Instructions for the task => Render the material from the line containing "multiplexer-annotation: Bare multiplexer" down to the line containing "y2-tick-label: 6 <box>627 180 633 192</box>", both included, as a numbered list with blank lines left out.

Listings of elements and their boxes
□ □ □ □ □ □ □

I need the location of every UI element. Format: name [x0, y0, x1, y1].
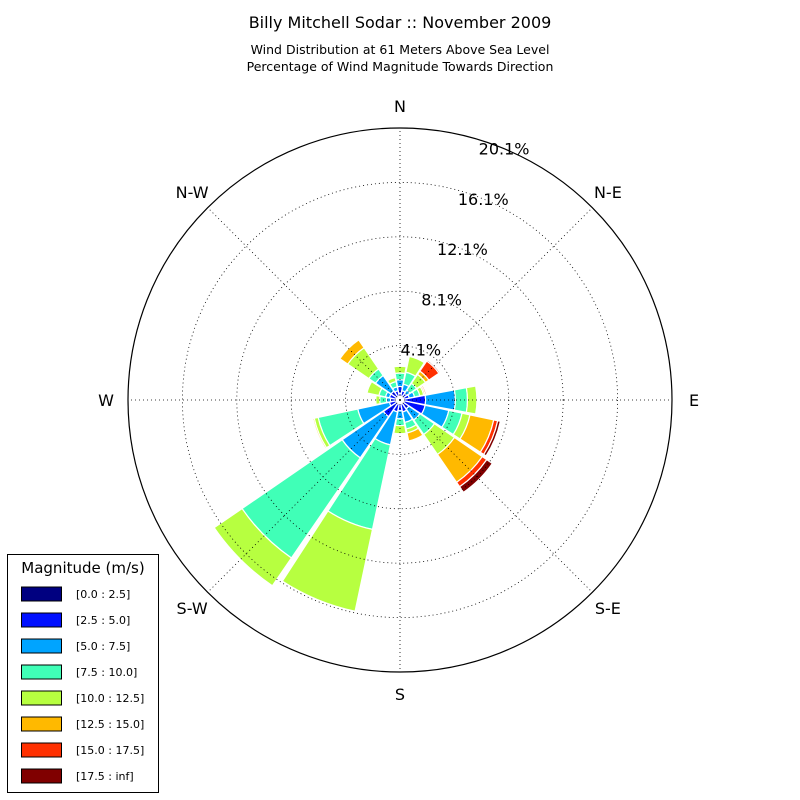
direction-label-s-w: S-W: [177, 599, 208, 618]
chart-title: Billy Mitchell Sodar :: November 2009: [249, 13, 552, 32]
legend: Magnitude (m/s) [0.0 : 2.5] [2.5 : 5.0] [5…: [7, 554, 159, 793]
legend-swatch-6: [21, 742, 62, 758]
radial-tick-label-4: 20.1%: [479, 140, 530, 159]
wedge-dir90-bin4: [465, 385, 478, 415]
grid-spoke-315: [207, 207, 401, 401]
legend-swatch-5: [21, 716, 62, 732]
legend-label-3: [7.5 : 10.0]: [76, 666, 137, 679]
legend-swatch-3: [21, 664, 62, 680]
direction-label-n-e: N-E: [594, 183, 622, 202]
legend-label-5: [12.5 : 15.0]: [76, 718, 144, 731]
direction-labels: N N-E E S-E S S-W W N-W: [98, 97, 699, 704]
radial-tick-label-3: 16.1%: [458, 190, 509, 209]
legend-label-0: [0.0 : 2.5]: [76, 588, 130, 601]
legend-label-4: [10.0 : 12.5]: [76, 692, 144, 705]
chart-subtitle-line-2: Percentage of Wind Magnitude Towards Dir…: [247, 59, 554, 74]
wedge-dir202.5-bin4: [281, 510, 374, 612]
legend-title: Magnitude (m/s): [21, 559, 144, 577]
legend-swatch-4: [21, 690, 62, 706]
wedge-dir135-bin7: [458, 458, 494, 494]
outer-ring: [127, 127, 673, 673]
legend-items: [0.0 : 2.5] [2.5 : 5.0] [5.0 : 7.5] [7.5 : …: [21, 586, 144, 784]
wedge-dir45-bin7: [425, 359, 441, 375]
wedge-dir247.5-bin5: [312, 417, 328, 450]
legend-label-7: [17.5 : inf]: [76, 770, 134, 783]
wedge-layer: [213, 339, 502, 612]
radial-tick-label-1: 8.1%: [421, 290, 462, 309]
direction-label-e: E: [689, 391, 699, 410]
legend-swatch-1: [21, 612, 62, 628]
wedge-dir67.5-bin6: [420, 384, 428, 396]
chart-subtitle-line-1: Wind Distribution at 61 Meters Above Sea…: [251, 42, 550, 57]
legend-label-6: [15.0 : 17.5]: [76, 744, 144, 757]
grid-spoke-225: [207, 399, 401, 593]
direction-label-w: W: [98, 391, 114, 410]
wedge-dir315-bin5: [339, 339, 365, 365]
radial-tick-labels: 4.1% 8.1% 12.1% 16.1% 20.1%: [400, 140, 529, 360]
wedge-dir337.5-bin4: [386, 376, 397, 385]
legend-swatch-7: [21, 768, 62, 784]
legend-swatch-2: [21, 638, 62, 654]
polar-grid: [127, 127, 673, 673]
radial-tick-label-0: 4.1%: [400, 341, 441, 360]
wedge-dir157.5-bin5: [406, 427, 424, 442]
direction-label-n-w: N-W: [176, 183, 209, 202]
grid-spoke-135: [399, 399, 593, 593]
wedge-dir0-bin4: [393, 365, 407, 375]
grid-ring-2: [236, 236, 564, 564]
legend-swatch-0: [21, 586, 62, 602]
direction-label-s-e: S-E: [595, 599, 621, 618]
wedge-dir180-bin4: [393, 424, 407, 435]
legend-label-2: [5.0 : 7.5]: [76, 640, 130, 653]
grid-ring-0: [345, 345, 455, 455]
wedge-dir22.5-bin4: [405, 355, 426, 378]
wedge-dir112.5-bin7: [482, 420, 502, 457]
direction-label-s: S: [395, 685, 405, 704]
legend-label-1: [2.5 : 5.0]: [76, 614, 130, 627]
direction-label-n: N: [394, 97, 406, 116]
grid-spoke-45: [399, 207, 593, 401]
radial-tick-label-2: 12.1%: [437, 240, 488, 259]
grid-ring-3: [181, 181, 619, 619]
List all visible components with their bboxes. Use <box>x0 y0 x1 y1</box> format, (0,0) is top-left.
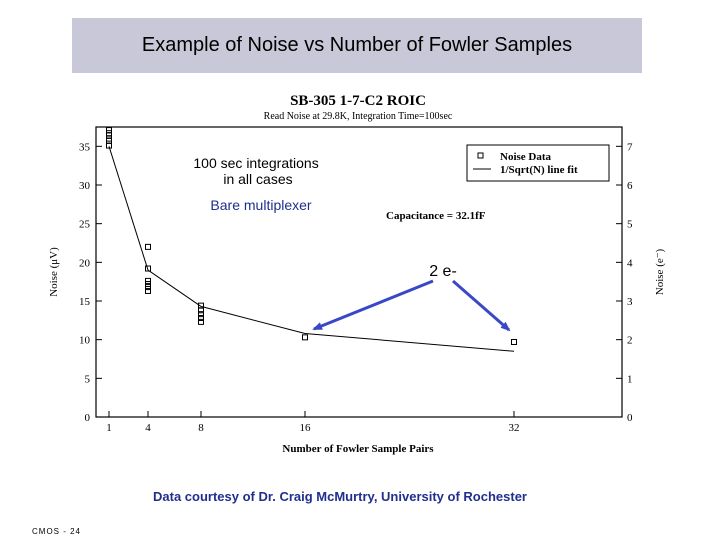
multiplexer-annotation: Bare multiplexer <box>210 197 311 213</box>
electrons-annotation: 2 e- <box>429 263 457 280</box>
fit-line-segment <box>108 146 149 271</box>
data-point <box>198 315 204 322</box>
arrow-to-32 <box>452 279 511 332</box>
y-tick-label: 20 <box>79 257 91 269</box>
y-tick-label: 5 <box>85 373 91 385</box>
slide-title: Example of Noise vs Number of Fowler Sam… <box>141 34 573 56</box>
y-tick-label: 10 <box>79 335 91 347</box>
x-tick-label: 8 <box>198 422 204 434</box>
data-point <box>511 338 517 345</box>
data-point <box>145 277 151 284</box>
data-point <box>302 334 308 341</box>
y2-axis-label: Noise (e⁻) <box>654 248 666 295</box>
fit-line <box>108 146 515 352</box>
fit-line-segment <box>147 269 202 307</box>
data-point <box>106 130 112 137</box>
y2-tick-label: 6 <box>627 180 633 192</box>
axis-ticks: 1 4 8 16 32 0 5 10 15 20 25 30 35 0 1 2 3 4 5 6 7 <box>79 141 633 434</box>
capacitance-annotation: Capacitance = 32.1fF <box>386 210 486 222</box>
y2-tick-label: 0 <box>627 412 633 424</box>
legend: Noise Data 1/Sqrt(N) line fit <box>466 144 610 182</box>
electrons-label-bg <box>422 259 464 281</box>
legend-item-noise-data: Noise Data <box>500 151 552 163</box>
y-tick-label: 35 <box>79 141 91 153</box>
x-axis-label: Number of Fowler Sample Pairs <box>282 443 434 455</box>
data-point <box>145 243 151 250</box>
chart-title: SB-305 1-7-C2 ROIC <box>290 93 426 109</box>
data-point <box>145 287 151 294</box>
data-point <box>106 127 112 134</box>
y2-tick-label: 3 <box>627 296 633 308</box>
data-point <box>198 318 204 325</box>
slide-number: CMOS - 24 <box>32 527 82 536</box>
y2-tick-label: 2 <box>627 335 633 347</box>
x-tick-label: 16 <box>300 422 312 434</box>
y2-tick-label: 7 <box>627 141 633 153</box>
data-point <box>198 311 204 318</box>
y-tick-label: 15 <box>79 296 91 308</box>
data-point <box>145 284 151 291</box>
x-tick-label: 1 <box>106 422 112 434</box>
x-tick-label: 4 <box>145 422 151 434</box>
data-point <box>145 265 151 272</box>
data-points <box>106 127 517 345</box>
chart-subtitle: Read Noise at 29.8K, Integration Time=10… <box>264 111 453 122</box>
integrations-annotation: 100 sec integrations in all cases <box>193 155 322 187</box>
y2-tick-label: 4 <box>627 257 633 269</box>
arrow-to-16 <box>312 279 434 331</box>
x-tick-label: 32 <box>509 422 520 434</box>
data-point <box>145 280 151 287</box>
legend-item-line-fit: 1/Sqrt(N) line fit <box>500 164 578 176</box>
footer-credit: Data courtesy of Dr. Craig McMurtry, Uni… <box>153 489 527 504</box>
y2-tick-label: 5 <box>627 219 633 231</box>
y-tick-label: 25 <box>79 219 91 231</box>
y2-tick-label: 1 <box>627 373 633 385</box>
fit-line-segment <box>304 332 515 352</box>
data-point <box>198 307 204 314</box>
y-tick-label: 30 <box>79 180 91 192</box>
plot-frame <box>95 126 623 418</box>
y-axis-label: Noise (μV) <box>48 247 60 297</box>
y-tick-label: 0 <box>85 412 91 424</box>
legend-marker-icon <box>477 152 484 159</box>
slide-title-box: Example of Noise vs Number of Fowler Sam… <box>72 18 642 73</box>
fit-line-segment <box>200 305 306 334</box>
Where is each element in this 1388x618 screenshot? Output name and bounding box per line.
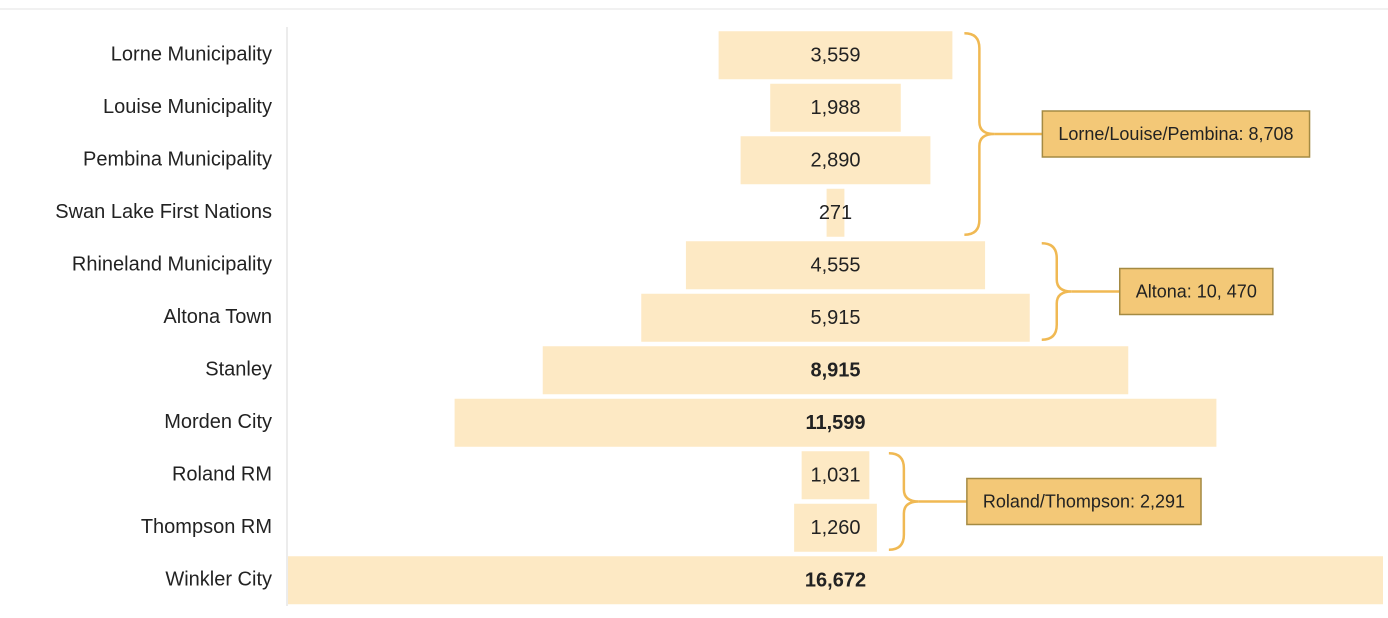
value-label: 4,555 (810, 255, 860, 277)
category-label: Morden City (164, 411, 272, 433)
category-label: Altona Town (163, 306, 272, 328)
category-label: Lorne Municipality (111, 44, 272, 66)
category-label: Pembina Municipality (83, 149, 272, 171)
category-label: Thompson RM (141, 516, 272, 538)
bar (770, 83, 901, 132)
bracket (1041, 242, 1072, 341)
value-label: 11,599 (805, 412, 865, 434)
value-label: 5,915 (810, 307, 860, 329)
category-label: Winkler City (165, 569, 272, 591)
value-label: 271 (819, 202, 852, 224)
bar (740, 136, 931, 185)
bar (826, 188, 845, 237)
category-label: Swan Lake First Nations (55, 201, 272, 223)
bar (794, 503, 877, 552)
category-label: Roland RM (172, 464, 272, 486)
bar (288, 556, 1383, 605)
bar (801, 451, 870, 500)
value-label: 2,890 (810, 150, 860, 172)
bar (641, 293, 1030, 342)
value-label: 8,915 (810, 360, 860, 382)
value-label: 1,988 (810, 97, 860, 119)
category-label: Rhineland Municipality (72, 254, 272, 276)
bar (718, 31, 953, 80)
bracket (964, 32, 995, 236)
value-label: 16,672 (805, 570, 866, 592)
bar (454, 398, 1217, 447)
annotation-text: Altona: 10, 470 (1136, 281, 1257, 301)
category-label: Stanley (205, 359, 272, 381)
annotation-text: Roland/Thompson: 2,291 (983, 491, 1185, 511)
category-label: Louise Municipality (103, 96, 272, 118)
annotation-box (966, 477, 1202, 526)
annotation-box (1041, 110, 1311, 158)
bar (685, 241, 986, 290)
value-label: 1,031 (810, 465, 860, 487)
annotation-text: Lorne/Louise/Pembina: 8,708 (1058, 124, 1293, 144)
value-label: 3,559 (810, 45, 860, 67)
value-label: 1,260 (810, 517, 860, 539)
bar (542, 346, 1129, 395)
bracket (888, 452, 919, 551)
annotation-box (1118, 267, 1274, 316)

□ □ □ □ □ □ □

Full solution =>
1. multiplexer-annotation: Bare multiplexer <box>210 197 311 213</box>
2. electrons-annotation: 2 e- <box>429 263 457 280</box>
3. fit-line-segment <box>108 146 149 271</box>
4. data-point <box>198 315 204 322</box>
5. arrow-to-32 <box>452 279 511 332</box>
6. y-tick-label: 20 <box>79 257 91 269</box>
7. y-tick-label: 5 <box>85 373 91 385</box>
8. slide-title: Example of Noise vs Number of Fowler Sam… <box>141 34 573 56</box>
9. y-tick-label: 10 <box>79 335 91 347</box>
10. x-tick-label: 8 <box>198 422 204 434</box>
11. data-point <box>511 338 517 345</box>
12. data-point <box>145 277 151 284</box>
13. data-point <box>302 334 308 341</box>
14. y2-axis-label: Noise (e⁻) <box>654 248 666 295</box>
15. fit-line <box>108 146 515 352</box>
16. fit-line-segment <box>147 269 202 307</box>
17. data-point <box>106 130 112 137</box>
18. y2-tick-label: 6 <box>627 180 633 192</box>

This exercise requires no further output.